Copy the data word for word, keeping every line.

━━ Data extract

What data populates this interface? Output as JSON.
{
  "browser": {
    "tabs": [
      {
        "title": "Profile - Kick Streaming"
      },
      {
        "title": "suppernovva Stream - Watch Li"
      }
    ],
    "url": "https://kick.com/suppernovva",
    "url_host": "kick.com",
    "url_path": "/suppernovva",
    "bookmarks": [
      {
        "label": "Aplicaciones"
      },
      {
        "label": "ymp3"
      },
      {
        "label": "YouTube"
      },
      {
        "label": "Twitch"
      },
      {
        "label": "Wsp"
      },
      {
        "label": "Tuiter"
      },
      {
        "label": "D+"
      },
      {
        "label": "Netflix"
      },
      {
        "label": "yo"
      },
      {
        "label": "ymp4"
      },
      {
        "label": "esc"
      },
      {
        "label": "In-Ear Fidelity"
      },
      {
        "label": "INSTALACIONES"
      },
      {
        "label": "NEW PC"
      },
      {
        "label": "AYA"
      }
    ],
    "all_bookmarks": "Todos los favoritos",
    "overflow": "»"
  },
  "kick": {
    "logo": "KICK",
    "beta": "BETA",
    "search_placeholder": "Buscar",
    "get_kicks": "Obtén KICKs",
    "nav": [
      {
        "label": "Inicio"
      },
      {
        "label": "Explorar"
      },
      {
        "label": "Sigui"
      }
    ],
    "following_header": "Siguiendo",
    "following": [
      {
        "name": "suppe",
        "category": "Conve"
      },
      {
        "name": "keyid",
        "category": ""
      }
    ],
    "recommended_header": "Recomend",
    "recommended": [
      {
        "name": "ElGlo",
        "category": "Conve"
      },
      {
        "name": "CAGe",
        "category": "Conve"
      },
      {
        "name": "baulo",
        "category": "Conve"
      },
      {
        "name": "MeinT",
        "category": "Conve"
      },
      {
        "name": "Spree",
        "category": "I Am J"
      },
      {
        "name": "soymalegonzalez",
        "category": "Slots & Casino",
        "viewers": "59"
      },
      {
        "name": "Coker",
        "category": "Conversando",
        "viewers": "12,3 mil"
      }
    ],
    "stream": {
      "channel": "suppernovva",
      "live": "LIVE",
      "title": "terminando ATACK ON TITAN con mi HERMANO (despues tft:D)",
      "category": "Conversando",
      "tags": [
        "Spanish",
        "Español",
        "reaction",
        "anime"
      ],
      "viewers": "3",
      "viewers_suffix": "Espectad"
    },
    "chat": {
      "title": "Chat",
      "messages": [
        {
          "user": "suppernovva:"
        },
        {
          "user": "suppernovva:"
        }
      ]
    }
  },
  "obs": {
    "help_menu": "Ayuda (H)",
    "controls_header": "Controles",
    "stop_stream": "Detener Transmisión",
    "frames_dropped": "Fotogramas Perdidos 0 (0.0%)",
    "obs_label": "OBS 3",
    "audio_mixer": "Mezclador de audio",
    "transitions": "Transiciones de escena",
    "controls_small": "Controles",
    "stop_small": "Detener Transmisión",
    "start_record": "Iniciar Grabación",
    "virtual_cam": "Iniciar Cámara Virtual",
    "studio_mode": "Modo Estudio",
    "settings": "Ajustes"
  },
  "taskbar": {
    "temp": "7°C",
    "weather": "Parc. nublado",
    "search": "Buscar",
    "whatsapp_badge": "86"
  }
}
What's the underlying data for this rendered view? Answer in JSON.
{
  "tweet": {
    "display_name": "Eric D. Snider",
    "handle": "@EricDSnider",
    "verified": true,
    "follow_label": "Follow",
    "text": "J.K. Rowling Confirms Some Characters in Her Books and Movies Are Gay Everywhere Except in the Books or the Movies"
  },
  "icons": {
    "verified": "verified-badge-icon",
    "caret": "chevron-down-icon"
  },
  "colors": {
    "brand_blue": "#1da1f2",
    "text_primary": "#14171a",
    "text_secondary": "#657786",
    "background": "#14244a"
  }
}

━━━━

**Output of the task:**
What data populates this interface? Output as JSON.
{
  "browser": {
    "tabs": [
      {
        "title": "Profile - Kick Streaming"
      },
      {
        "title": "suppernovva Stream - Watch Li"
      }
    ],
    "url": "https://kick.com/suppernovva",
    "url_host": "kick.com",
    "url_path": "/suppernovva",
    "bookmarks": [
      {
        "label": "Aplicaciones"
      },
      {
        "label": "ymp3"
      },
      {
        "label": "YouTube"
      },
      {
        "label": "Twitch"
      },
      {
        "label": "Wsp"
      },
      {
        "label": "Tuiter"
      },
      {
        "label": "D+"
      },
      {
        "label": "Netflix"
      },
      {
        "label": "yo"
      },
      {
        "label": "ymp4"
      },
      {
        "label": "esc"
      },
      {
        "label": "In-Ear Fidelity"
      },
      {
        "label": "INSTALACIONES"
      },
      {
        "label": "NEW PC"
      },
      {
        "label": "AYA"
      }
    ],
    "all_bookmarks": "Todos los favoritos",
    "overflow": "»"
  },
  "kick": {
    "logo": "KICK",
    "beta": "BETA",
    "search_placeholder": "Buscar",
    "get_kicks": "Obtén KICKs",
    "nav": [
      {
        "label": "Inicio"
      },
      {
        "label": "Explorar"
      },
      {
        "label": "Sigui"
      }
    ],
    "following_header": "Siguiendo",
    "following": [
      {
        "name": "suppe",
        "category": "Conve"
      },
      {
        "name": "keyid",
        "category": ""
      }
    ],
    "recommended_header": "Recomend",
    "recommended": [
      {
        "name": "ElGlo",
        "category": "Conve"
      },
      {
        "name": "CAGe",
        "category": "Conve"
      },
      {
        "name": "baulo",
        "category": "Conve"
      },
      {
        "name": "MeinT",
        "category": "Conve"
      },
      {
        "name": "Spree",
        "category": "I Am J"
      },
      {
        "name": "soymalegonzalez",
        "category": "Slots & Casino",
        "viewers": "59"
      },
      {
        "name": "Coker",
        "category": "Conversando",
        "viewers": "12,3 mil"
      }
    ],
    "stream": {
      "channel": "suppernovva",
      "live": "LIVE",
      "title": "terminando ATACK ON TITAN con mi HERMANO (despues tft:D)",
      "category": "Conversando",
      "tags": [
        "Spanish",
        "Español",
        "reaction",
        "anime"
      ],
      "viewers": "3",
      "viewers_suffix": "Espectad"
    },
    "chat": {
      "title": "Chat",
      "messages": [
        {
          "user": "suppernovva:"
        },
        {
          "user": "suppernovva:"
        }
      ]
    }
  },
  "obs": {
    "help_menu": "Ayuda (H)",
    "controls_header": "Controles",
    "stop_stream": "Detener Transmisión",
    "frames_dropped": "Fotogramas Perdidos 0 (0.0%)",
    "obs_label": "OBS 3",
    "audio_mixer": "Mezclador de audio",
    "transitions": "Transiciones de escena",
    "controls_small": "Controles",
    "stop_small": "Detener Transmisión",
    "start_record": "Iniciar Grabación",
    "virtual_cam": "Iniciar Cámara Virtual",
    "studio_mode": "Modo Estudio",
    "settings": "Ajustes"
  },
  "taskbar": {
    "temp": "7°C",
    "weather": "Parc. nublado",
    "search": "Buscar",
    "whatsapp_badge": "86"
  }
}
What's the underlying data for this rendered view? Answer in JSON.
{
  "tweet": {
    "display_name": "Eric D. Snider",
    "handle": "@EricDSnider",
    "verified": true,
    "follow_label": "Follow",
    "text": "J.K. Rowling Confirms Some Characters in Her Books and Movies Are Gay Everywhere Except in the Books or the Movies"
  },
  "icons": {
    "verified": "verified-badge-icon",
    "caret": "chevron-down-icon"
  },
  "colors": {
    "brand_blue": "#1da1f2",
    "text_primary": "#14171a",
    "text_secondary": "#657786",
    "background": "#14244a"
  }
}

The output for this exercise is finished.